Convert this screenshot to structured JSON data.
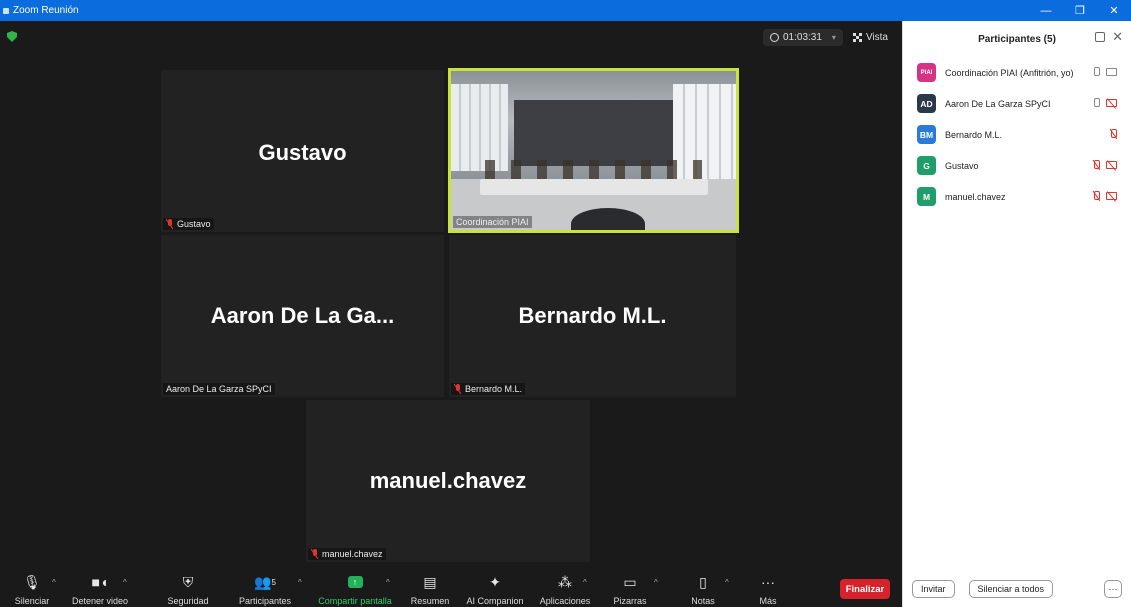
{
  "window": {
    "title": "Zoom Reunión"
  },
  "top_controls": {
    "timer": "01:03:31",
    "view_label": "Vista"
  },
  "tiles": [
    {
      "id": "gustavo",
      "big_name": "Gustavo",
      "caption": "Gustavo",
      "muted": true,
      "video": false
    },
    {
      "id": "coordinacion",
      "big_name": "",
      "caption": "Coordinación PIAI",
      "muted": false,
      "video": true
    },
    {
      "id": "aaron",
      "big_name": "Aaron De La Ga...",
      "caption": "Aaron De La Garza SPyCI",
      "muted": false,
      "video": false
    },
    {
      "id": "bernardo",
      "big_name": "Bernardo M.L.",
      "caption": "Bernardo M.L.",
      "muted": true,
      "video": false
    },
    {
      "id": "manuel",
      "big_name": "manuel.chavez",
      "caption": "manuel.chavez",
      "muted": true,
      "video": false
    }
  ],
  "toolbar": {
    "mute": "Silenciar",
    "stop_video": "Detener video",
    "security": "Seguridad",
    "participants": "Participantes",
    "participants_count": "5",
    "share": "Compartir pantalla",
    "summary": "Resumen",
    "companion": "AI Companion",
    "apps": "Aplicaciones",
    "whiteboards": "Pizarras",
    "notes": "Notas",
    "more": "Más",
    "end": "Finalizar"
  },
  "panel": {
    "title": "Participantes (5)",
    "participants": [
      {
        "initials": "PIAI",
        "name": "Coordinación PIAI (Anfitrión, yo)",
        "color": "#d63384",
        "mic_muted": false,
        "cam_off": false
      },
      {
        "initials": "AD",
        "name": "Aaron De La Garza SPyCI",
        "color": "#2b3a4a",
        "mic_muted": false,
        "cam_off": true
      },
      {
        "initials": "BM",
        "name": "Bernardo M.L.",
        "color": "#2a7bd6",
        "mic_muted": true,
        "cam_off": null
      },
      {
        "initials": "G",
        "name": "Gustavo",
        "color": "#1f9e6a",
        "mic_muted": true,
        "cam_off": true
      },
      {
        "initials": "M",
        "name": "manuel.chavez",
        "color": "#1f9e6a",
        "mic_muted": true,
        "cam_off": true
      }
    ],
    "invite": "Invitar",
    "mute_all": "Silenciar a todos",
    "more": "···"
  }
}
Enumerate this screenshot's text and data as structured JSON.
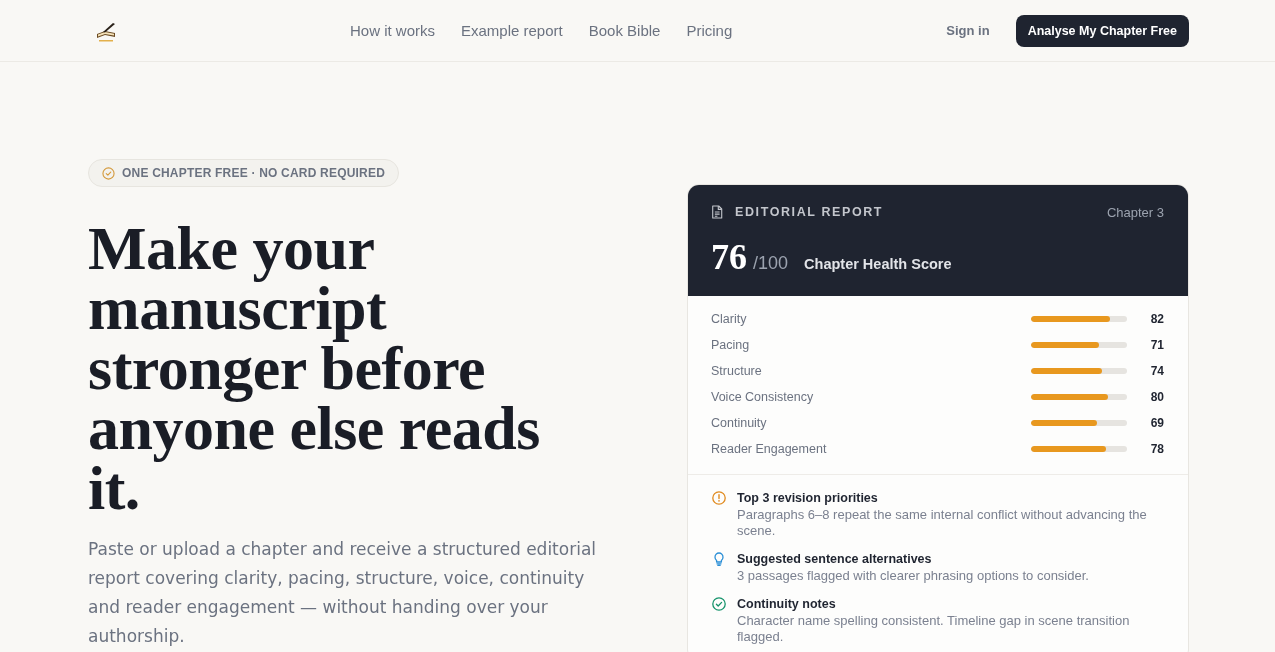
{
  "nav": {
    "links": [
      "How it works",
      "Example report",
      "Book Bible",
      "Pricing"
    ],
    "sign_in": "Sign in",
    "cta": "Analyse My Chapter Free"
  },
  "hero": {
    "badge": "ONE CHAPTER FREE · NO CARD REQUIRED",
    "headline": "Make your manuscript stronger before anyone else reads it.",
    "lead": "Paste or upload a chapter and receive a structured editorial report covering clarity, pacing, structure, voice, continuity and reader engagement — without handing over your authorship."
  },
  "report": {
    "title": "EDITORIAL REPORT",
    "chapter": "Chapter 3",
    "score": "76",
    "score_max": "/100",
    "score_label": "Chapter Health Score",
    "metrics": [
      {
        "name": "Clarity",
        "level": 0.82,
        "score": "82"
      },
      {
        "name": "Pacing",
        "level": 0.71,
        "score": "71"
      },
      {
        "name": "Structure",
        "level": 0.74,
        "score": "74"
      },
      {
        "name": "Voice Consistency",
        "level": 0.8,
        "score": "80"
      },
      {
        "name": "Continuity",
        "level": 0.69,
        "score": "69"
      },
      {
        "name": "Reader Engagement",
        "level": 0.78,
        "score": "78"
      }
    ],
    "notes": [
      {
        "kind": "warning",
        "title": "Top 3 revision priorities",
        "text": "Paragraphs 6–8 repeat the same internal conflict without advancing the scene."
      },
      {
        "kind": "tip",
        "title": "Suggested sentence alternatives",
        "text": "3 passages flagged with clearer phrasing options to consider."
      },
      {
        "kind": "check",
        "title": "Continuity notes",
        "text": "Character name spelling consistent. Timeline gap in scene transition flagged."
      }
    ]
  }
}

Exercise goal: Select every line of the material above holding the word "flagged" and copy it.

The answer:
        "text": "3 passages flagged with clearer phrasing options to consider."
        "text": "Character name spelling consistent. Timeline gap in scene transition flagged."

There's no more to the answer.